Copy all of the material below exactly.

Dataset entries:
((

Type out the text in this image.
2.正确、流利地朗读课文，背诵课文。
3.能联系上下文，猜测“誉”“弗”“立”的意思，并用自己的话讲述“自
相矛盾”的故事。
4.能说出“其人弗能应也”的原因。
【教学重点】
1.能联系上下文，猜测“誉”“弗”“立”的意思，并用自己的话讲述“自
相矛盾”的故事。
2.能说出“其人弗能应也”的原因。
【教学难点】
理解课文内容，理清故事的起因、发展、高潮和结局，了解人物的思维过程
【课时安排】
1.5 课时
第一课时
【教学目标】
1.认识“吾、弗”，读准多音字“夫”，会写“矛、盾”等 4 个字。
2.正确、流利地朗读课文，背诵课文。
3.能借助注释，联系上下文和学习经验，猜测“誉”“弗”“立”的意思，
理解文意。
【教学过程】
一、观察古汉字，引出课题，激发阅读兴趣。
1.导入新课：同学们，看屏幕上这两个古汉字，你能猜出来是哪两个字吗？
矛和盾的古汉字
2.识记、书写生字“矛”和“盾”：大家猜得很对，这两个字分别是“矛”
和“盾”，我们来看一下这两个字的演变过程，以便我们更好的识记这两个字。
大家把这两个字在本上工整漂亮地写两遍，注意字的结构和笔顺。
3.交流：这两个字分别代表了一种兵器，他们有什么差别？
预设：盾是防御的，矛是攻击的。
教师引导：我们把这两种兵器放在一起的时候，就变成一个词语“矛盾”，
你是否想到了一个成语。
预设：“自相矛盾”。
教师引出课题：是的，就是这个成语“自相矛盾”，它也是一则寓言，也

))

OUTPUT BELOW:
Type out the text in this image.
2.正确、流利地朗读课文，背诵课文。
3.能联系上下文，猜测“誉”“弗”“立”的意思，并用自己的话讲述“自
相矛盾”的故事。
4.能说出“其人弗能应也”的原因。
【教学重点】
1.能联系上下文，猜测“誉”“弗”“立”的意思，并用自己的话讲述“自
相矛盾”的故事。
2.能说出“其人弗能应也”的原因。
【教学难点】
理解课文内容，理清故事的起因、发展、高潮和结局，了解人物的思维过程
【课时安排】
1.5 课时
第一课时
【教学目标】
1.认识“吾、弗”，读准多音字“夫”，会写“矛、盾”等 4 个字。
2.正确、流利地朗读课文，背诵课文。
3.能借助注释，联系上下文和学习经验，猜测“誉”“弗”“立”的意思，
理解文意。
【教学过程】
一、观察古汉字，引出课题，激发阅读兴趣。
1.导入新课：同学们，看屏幕上这两个古汉字，你能猜出来是哪两个字吗？
矛和盾的古汉字
2.识记、书写生字“矛”和“盾”：大家猜得很对，这两个字分别是“矛”
和“盾”，我们来看一下这两个字的演变过程，以便我们更好的识记这两个字。
大家把这两个字在本上工整漂亮地写两遍，注意字的结构和笔顺。
3.交流：这两个字分别代表了一种兵器，他们有什么差别？
预设：盾是防御的，矛是攻击的。
教师引导：我们把这两种兵器放在一起的时候，就变成一个词语“矛盾”，
你是否想到了一个成语。
预设：“自相矛盾”。
教师引出课题：是的，就是这个成语“自相矛盾”，它也是一则寓言，也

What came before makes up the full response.